GIVEN PROBLEM →
Reproduce the listing word for word, leaving every picture behind.

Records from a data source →
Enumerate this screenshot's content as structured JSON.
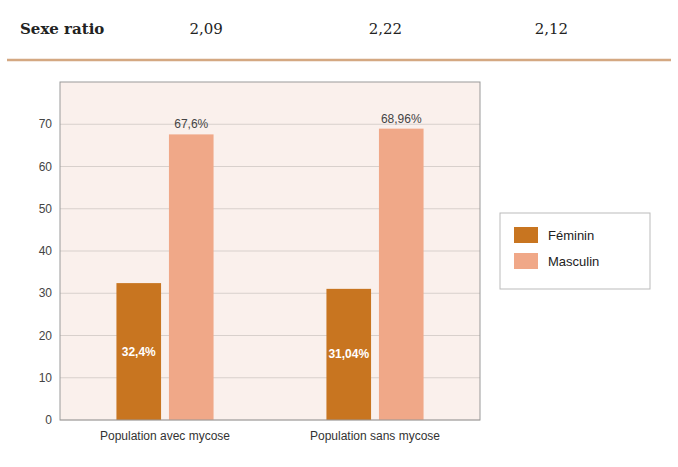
{
  "chart_data": {
    "type": "bar",
    "title": "Sexe ratio",
    "annotations": [
      "2,09",
      "2,22",
      "2,12"
    ],
    "categories": [
      "Population avec mycose",
      "Population sans mycose"
    ],
    "series": [
      {
        "name": "Féminin",
        "color": "#C87520",
        "values": [
          32.4,
          31.04
        ],
        "value_labels": [
          "32,4%",
          "31,04%"
        ]
      },
      {
        "name": "Masculin",
        "color": "#F0A888",
        "values": [
          67.6,
          68.96
        ],
        "value_labels": [
          "67,6%",
          "68,96%"
        ]
      }
    ],
    "ylim": [
      0,
      80
    ],
    "yticks": [
      0,
      10,
      20,
      30,
      40,
      50,
      60,
      70
    ],
    "grid": true,
    "legend": "right",
    "data_labels": true
  }
}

REPLY →
Enumerate this screenshot's content as structured JSON.
{
  "chart_data": {
    "type": "bar",
    "title": "Sexe ratio",
    "annotations": [
      "2,09",
      "2,22",
      "2,12"
    ],
    "categories": [
      "Population avec mycose",
      "Population sans mycose"
    ],
    "series": [
      {
        "name": "Féminin",
        "color": "#C87520",
        "values": [
          32.4,
          31.04
        ],
        "value_labels": [
          "32,4%",
          "31,04%"
        ]
      },
      {
        "name": "Masculin",
        "color": "#F0A888",
        "values": [
          67.6,
          68.96
        ],
        "value_labels": [
          "67,6%",
          "68,96%"
        ]
      }
    ],
    "ylim": [
      0,
      80
    ],
    "yticks": [
      0,
      10,
      20,
      30,
      40,
      50,
      60,
      70
    ],
    "grid": true,
    "legend": "right",
    "data_labels": true
  }
}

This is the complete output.